> AIM OF THE TASK
Which lines below hold the word "Tokens"? Report each one.

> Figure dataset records
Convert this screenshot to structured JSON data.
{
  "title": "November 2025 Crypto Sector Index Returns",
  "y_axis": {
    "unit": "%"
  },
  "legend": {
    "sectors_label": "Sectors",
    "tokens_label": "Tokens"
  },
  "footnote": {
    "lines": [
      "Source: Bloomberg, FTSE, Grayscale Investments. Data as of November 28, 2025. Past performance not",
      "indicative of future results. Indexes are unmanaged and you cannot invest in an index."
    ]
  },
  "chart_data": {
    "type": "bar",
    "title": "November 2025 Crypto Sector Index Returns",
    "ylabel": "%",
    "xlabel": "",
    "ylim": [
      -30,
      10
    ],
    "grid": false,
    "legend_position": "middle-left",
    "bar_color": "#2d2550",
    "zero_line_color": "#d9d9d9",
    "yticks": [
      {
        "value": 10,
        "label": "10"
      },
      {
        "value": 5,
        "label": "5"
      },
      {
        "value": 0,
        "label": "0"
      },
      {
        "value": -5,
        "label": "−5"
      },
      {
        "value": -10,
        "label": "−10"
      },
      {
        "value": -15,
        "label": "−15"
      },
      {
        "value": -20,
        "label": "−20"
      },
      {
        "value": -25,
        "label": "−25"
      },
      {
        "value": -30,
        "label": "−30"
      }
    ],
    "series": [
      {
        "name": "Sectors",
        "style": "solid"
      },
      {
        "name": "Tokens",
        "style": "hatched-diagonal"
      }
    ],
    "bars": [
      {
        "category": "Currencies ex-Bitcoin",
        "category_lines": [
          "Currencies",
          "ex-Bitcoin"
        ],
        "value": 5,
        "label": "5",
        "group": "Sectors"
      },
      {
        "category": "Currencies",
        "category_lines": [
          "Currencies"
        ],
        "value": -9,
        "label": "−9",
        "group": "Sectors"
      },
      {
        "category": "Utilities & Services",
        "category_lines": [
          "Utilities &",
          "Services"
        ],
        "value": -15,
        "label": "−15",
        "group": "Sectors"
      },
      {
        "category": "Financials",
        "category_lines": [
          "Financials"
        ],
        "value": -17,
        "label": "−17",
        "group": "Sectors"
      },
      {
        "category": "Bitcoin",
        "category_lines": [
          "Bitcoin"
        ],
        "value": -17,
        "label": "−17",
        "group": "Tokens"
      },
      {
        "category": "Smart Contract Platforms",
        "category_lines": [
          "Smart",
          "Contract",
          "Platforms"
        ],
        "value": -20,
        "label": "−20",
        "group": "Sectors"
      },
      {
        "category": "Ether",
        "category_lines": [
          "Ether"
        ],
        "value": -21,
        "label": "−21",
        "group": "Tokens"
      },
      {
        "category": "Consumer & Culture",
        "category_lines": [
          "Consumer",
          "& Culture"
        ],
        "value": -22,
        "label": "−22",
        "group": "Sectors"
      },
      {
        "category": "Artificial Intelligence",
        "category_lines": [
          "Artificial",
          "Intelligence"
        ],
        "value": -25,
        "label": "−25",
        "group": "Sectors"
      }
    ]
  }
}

> CORRECT RESULT
    "tokens_label": "Tokens"
        "name": "Tokens",
        "group": "Tokens"
        "group": "Tokens"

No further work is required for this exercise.